■ **DATASET EXTRACT**:
-- Begin --

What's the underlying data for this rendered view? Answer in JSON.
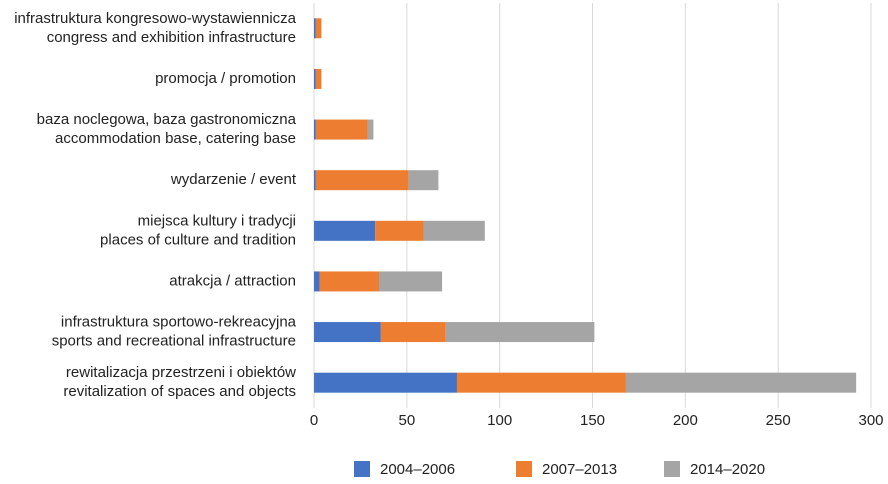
{
  "chart_data": {
    "type": "bar",
    "orientation": "horizontal",
    "stacked": true,
    "categories": [
      [
        "infrastruktura kongresowo-wystawiennicza",
        "congress and exhibition infrastructure"
      ],
      [
        "promocja / promotion"
      ],
      [
        "baza noclegowa, baza gastronomiczna",
        "accommodation base, catering base"
      ],
      [
        "wydarzenie / event"
      ],
      [
        "miejsca kultury i tradycji",
        "places of culture and tradition"
      ],
      [
        "atrakcja / attraction"
      ],
      [
        "infrastruktura sportowo-rekreacyjna",
        "sports and recreational infrastructure"
      ],
      [
        "rewitalizacja przestrzeni i obiektów",
        "revitalization of spaces and objects"
      ]
    ],
    "series": [
      {
        "name": "2004–2006",
        "color": "#4472c4",
        "values": [
          1,
          1,
          1,
          1,
          33,
          3,
          36,
          77
        ]
      },
      {
        "name": "2007–2013",
        "color": "#ed7d31",
        "values": [
          3,
          3,
          28,
          50,
          26,
          32,
          35,
          91
        ]
      },
      {
        "name": "2014–2020",
        "color": "#a5a5a5",
        "values": [
          0,
          0,
          3,
          16,
          33,
          34,
          80,
          124
        ]
      }
    ],
    "xlim": [
      0,
      300
    ],
    "xticks": [
      0,
      50,
      100,
      150,
      200,
      250,
      300
    ],
    "grid": true,
    "legend": "bottom"
  }
}
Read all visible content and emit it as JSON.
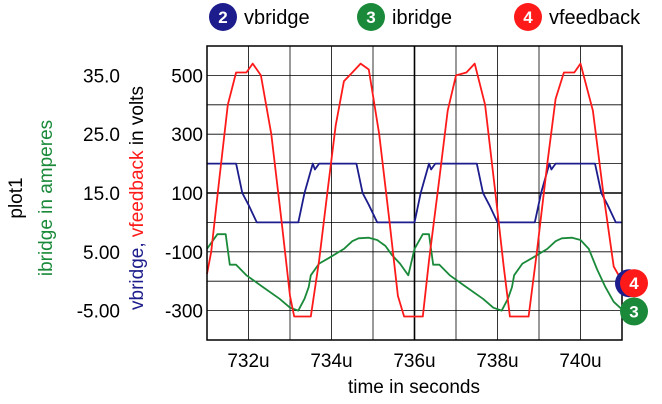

-- End --

■ **PROBLEM REQUIREMENTS**:
Omit every image. Quote each record exactly.

■ **SOLVED PROBLEM**:
What's the underlying data for this rendered view? Answer in JSON.
{
  "chart_data": {
    "type": "bar",
    "orientation": "horizontal",
    "stacked": true,
    "categories": [
      [
        "infrastruktura kongresowo-wystawiennicza",
        "congress and exhibition infrastructure"
      ],
      [
        "promocja / promotion"
      ],
      [
        "baza noclegowa, baza gastronomiczna",
        "accommodation base, catering base"
      ],
      [
        "wydarzenie / event"
      ],
      [
        "miejsca kultury i tradycji",
        "places of culture and tradition"
      ],
      [
        "atrakcja / attraction"
      ],
      [
        "infrastruktura sportowo-rekreacyjna",
        "sports and recreational infrastructure"
      ],
      [
        "rewitalizacja przestrzeni i obiektów",
        "revitalization of spaces and objects"
      ]
    ],
    "series": [
      {
        "name": "2004–2006",
        "color": "#4472c4",
        "values": [
          1,
          1,
          1,
          1,
          33,
          3,
          36,
          77
        ]
      },
      {
        "name": "2007–2013",
        "color": "#ed7d31",
        "values": [
          3,
          3,
          28,
          50,
          26,
          32,
          35,
          91
        ]
      },
      {
        "name": "2014–2020",
        "color": "#a5a5a5",
        "values": [
          0,
          0,
          3,
          16,
          33,
          34,
          80,
          124
        ]
      }
    ],
    "xlim": [
      0,
      300
    ],
    "xticks": [
      0,
      50,
      100,
      150,
      200,
      250,
      300
    ],
    "grid": true,
    "legend": "bottom"
  }
}
Read all visible content and emit it as JSON.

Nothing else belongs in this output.